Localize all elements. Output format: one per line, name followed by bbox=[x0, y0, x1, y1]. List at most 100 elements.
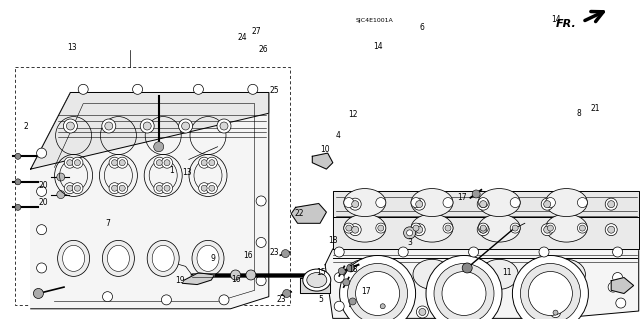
Circle shape bbox=[161, 183, 173, 194]
Circle shape bbox=[102, 119, 116, 133]
Text: 25: 25 bbox=[269, 86, 279, 95]
Circle shape bbox=[193, 84, 204, 94]
Circle shape bbox=[198, 157, 210, 168]
Circle shape bbox=[109, 183, 120, 194]
Circle shape bbox=[209, 185, 215, 191]
Text: 20: 20 bbox=[38, 198, 49, 207]
Text: 16: 16 bbox=[230, 275, 241, 284]
Circle shape bbox=[198, 183, 210, 194]
Polygon shape bbox=[325, 249, 639, 318]
Circle shape bbox=[480, 225, 486, 231]
Circle shape bbox=[411, 197, 421, 208]
Circle shape bbox=[616, 298, 626, 308]
Text: 18: 18 bbox=[349, 265, 358, 274]
Circle shape bbox=[74, 160, 81, 166]
Circle shape bbox=[358, 292, 364, 299]
Text: 20: 20 bbox=[38, 181, 49, 190]
Circle shape bbox=[57, 173, 65, 181]
Text: 12: 12 bbox=[349, 110, 358, 119]
Circle shape bbox=[605, 198, 617, 210]
Circle shape bbox=[67, 122, 74, 130]
Circle shape bbox=[376, 197, 386, 208]
Circle shape bbox=[74, 185, 81, 191]
Circle shape bbox=[512, 225, 518, 231]
Circle shape bbox=[612, 272, 623, 283]
Text: 21: 21 bbox=[591, 104, 600, 113]
Circle shape bbox=[347, 264, 355, 272]
Circle shape bbox=[116, 157, 128, 168]
Circle shape bbox=[612, 247, 623, 257]
Circle shape bbox=[443, 197, 453, 208]
Ellipse shape bbox=[545, 189, 588, 217]
Circle shape bbox=[478, 197, 488, 208]
Bar bbox=[15, 67, 290, 305]
Circle shape bbox=[334, 301, 344, 311]
Ellipse shape bbox=[152, 245, 174, 271]
Ellipse shape bbox=[303, 269, 331, 291]
Circle shape bbox=[256, 237, 266, 248]
Circle shape bbox=[544, 226, 550, 233]
Circle shape bbox=[220, 122, 228, 130]
Text: 17: 17 bbox=[361, 287, 371, 296]
Circle shape bbox=[119, 160, 125, 166]
Circle shape bbox=[219, 295, 229, 305]
Circle shape bbox=[282, 249, 289, 258]
Circle shape bbox=[154, 157, 165, 168]
Circle shape bbox=[411, 223, 421, 233]
Circle shape bbox=[529, 271, 572, 315]
Circle shape bbox=[346, 225, 352, 231]
Circle shape bbox=[256, 276, 266, 286]
Circle shape bbox=[434, 263, 494, 319]
Circle shape bbox=[105, 122, 113, 130]
Text: 26: 26 bbox=[259, 45, 269, 54]
Circle shape bbox=[478, 223, 488, 233]
Circle shape bbox=[378, 225, 384, 231]
Ellipse shape bbox=[411, 189, 453, 217]
Ellipse shape bbox=[478, 214, 520, 242]
Circle shape bbox=[182, 122, 189, 130]
Circle shape bbox=[550, 308, 561, 318]
Circle shape bbox=[164, 160, 170, 166]
Ellipse shape bbox=[346, 259, 384, 289]
Circle shape bbox=[111, 160, 118, 166]
Polygon shape bbox=[300, 278, 330, 293]
Circle shape bbox=[480, 226, 486, 233]
Circle shape bbox=[349, 198, 361, 210]
Text: SJC4E1001A: SJC4E1001A bbox=[355, 18, 393, 23]
Circle shape bbox=[206, 183, 218, 194]
Circle shape bbox=[154, 183, 165, 194]
Circle shape bbox=[78, 84, 88, 94]
Circle shape bbox=[510, 223, 520, 233]
Text: 16: 16 bbox=[243, 251, 253, 260]
Circle shape bbox=[15, 153, 21, 159]
Circle shape bbox=[539, 247, 549, 257]
Circle shape bbox=[413, 198, 425, 210]
Circle shape bbox=[419, 308, 426, 315]
Text: 23: 23 bbox=[276, 295, 287, 304]
Text: 1: 1 bbox=[169, 166, 174, 175]
Circle shape bbox=[63, 119, 77, 133]
Circle shape bbox=[413, 225, 419, 231]
Circle shape bbox=[513, 256, 588, 319]
Circle shape bbox=[67, 160, 73, 166]
Circle shape bbox=[413, 224, 425, 236]
Circle shape bbox=[36, 225, 47, 235]
Text: 6: 6 bbox=[420, 23, 425, 32]
Circle shape bbox=[344, 223, 354, 233]
Circle shape bbox=[468, 247, 479, 257]
Circle shape bbox=[378, 301, 388, 311]
Text: 3: 3 bbox=[407, 238, 412, 247]
Circle shape bbox=[109, 157, 120, 168]
Circle shape bbox=[443, 223, 453, 233]
Circle shape bbox=[545, 223, 556, 233]
Circle shape bbox=[230, 270, 241, 280]
Ellipse shape bbox=[147, 241, 179, 276]
Circle shape bbox=[579, 225, 586, 231]
Circle shape bbox=[248, 84, 258, 94]
Text: 13: 13 bbox=[182, 168, 192, 177]
Circle shape bbox=[201, 185, 207, 191]
Text: 18: 18 bbox=[328, 236, 337, 245]
Circle shape bbox=[545, 304, 556, 315]
Text: 8: 8 bbox=[577, 109, 582, 118]
Circle shape bbox=[246, 270, 256, 280]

+ + + +

§ **DIRECTIONS**: Render every line of the records above as a JSON list of strings, one string per line, skipping blank lines and leaving out the pictures.

§ **ANSWER FOR THIS EXERCISE**:
[
  "Localize all elements. Output format: one per line, name followed by bbox=[x0, y0, x1, y1]. List at most 100 elements.",
  "Circle shape bbox=[161, 183, 173, 194]",
  "Circle shape bbox=[102, 119, 116, 133]",
  "Text: 25: 25 bbox=[269, 86, 279, 95]",
  "Circle shape bbox=[193, 84, 204, 94]",
  "Circle shape bbox=[198, 157, 210, 168]",
  "Circle shape bbox=[109, 183, 120, 194]",
  "Circle shape bbox=[209, 185, 215, 191]",
  "Text: 20: 20 bbox=[38, 198, 49, 207]",
  "Text: 16: 16 bbox=[230, 275, 241, 284]",
  "Circle shape bbox=[198, 183, 210, 194]",
  "Polygon shape bbox=[325, 249, 639, 318]",
  "Circle shape bbox=[480, 225, 486, 231]",
  "Circle shape bbox=[411, 197, 421, 208]",
  "Circle shape bbox=[616, 298, 626, 308]",
  "Text: 18: 18 bbox=[349, 265, 358, 274]",
  "Circle shape bbox=[74, 160, 81, 166]",
  "Circle shape bbox=[358, 292, 364, 299]",
  "Text: 20: 20 bbox=[38, 181, 49, 190]",
  "Circle shape bbox=[57, 173, 65, 181]",
  "Text: 12: 12 bbox=[349, 110, 358, 119]",
  "Circle shape bbox=[605, 198, 617, 210]",
  "Circle shape bbox=[67, 122, 74, 130]",
  "Circle shape bbox=[376, 197, 386, 208]",
  "Circle shape bbox=[74, 185, 81, 191]",
  "Circle shape bbox=[512, 225, 518, 231]",
  "Circle shape bbox=[612, 272, 623, 283]",
  "Text: 21: 21 bbox=[591, 104, 600, 113]",
  "Circle shape bbox=[347, 264, 355, 272]",
  "Circle shape bbox=[116, 157, 128, 168]",
  "Circle shape bbox=[612, 247, 623, 257]",
  "Circle shape bbox=[443, 197, 453, 208]",
  "Ellipse shape bbox=[545, 189, 588, 217]",
  "Circle shape bbox=[478, 197, 488, 208]",
  "Bar bbox=[15, 67, 290, 305]",
  "Circle shape bbox=[334, 301, 344, 311]",
  "Ellipse shape bbox=[152, 245, 174, 271]",
  "Ellipse shape bbox=[303, 269, 331, 291]",
  "Circle shape bbox=[256, 237, 266, 248]",
  "Circle shape bbox=[544, 226, 550, 233]",
  "Circle shape bbox=[220, 122, 228, 130]",
  "Text: 17: 17 bbox=[361, 287, 371, 296]",
  "Circle shape bbox=[119, 160, 125, 166]",
  "Circle shape bbox=[219, 295, 229, 305]",
  "Circle shape bbox=[282, 249, 289, 258]",
  "Circle shape bbox=[154, 157, 165, 168]",
  "Circle shape bbox=[411, 223, 421, 233]",
  "Circle shape bbox=[529, 271, 572, 315]",
  "Circle shape bbox=[346, 225, 352, 231]",
  "Circle shape bbox=[256, 276, 266, 286]",
  "Circle shape bbox=[434, 263, 494, 319]",
  "Circle shape bbox=[105, 122, 113, 130]",
  "Text: 26: 26 bbox=[259, 45, 269, 54]",
  "Circle shape bbox=[478, 223, 488, 233]",
  "Circle shape bbox=[378, 225, 384, 231]",
  "Ellipse shape bbox=[411, 189, 453, 217]",
  "Ellipse shape bbox=[478, 214, 520, 242]",
  "Circle shape bbox=[182, 122, 189, 130]",
  "Circle shape bbox=[550, 308, 561, 318]",
  "Circle shape bbox=[164, 160, 170, 166]",
  "Ellipse shape bbox=[346, 259, 384, 289]",
  "Circle shape bbox=[111, 160, 118, 166]",
  "Polygon shape bbox=[300, 278, 330, 293]",
  "Circle shape bbox=[480, 226, 486, 233]",
  "Circle shape bbox=[349, 198, 361, 210]",
  "Text: SJC4E1001A: SJC4E1001A bbox=[355, 18, 393, 23]",
  "Circle shape bbox=[206, 183, 218, 194]",
  "Circle shape bbox=[154, 183, 165, 194]",
  "Circle shape bbox=[78, 84, 88, 94]",
  "Circle shape bbox=[510, 223, 520, 233]",
  "Text: 16: 16 bbox=[243, 251, 253, 260]",
  "Circle shape bbox=[15, 153, 21, 159]",
  "Circle shape bbox=[539, 247, 549, 257]",
  "Circle shape bbox=[413, 198, 425, 210]",
  "Circle shape bbox=[419, 308, 426, 315]",
  "Text: 23: 23 bbox=[276, 295, 287, 304]",
  "Text: 1: 1 bbox=[169, 166, 174, 175]",
  "Circle shape bbox=[63, 119, 77, 133]",
  "Circle shape bbox=[413, 225, 419, 231]",
  "Circle shape bbox=[513, 256, 588, 319]",
  "Circle shape bbox=[67, 160, 73, 166]",
  "Circle shape bbox=[413, 224, 425, 236]",
  "Circle shape bbox=[36, 225, 47, 235]",
  "Text: 6: 6 bbox=[420, 23, 425, 32]",
  "Circle shape bbox=[344, 223, 354, 233]",
  "Circle shape bbox=[468, 247, 479, 257]",
  "Circle shape bbox=[378, 301, 388, 311]",
  "Text: 3: 3 bbox=[407, 238, 412, 247]",
  "Circle shape bbox=[109, 157, 120, 168]",
  "Circle shape bbox=[443, 223, 453, 233]",
  "Circle shape bbox=[545, 223, 556, 233]",
  "Circle shape bbox=[230, 270, 241, 280]",
  "Ellipse shape bbox=[147, 241, 179, 276]",
  "Circle shape bbox=[579, 225, 586, 231]",
  "Circle shape bbox=[248, 84, 258, 94]",
  "Text: 13: 13 bbox=[182, 168, 192, 177]",
  "Circle shape bbox=[201, 185, 207, 191]",
  "Text: 18: 18 bbox=[328, 236, 337, 245]",
  "Circle shape bbox=[545, 304, 556, 315]",
  "Text: 8: 8 bbox=[577, 109, 582, 118]",
  "Circle shape bbox=[246, 270, 256, 280]"
]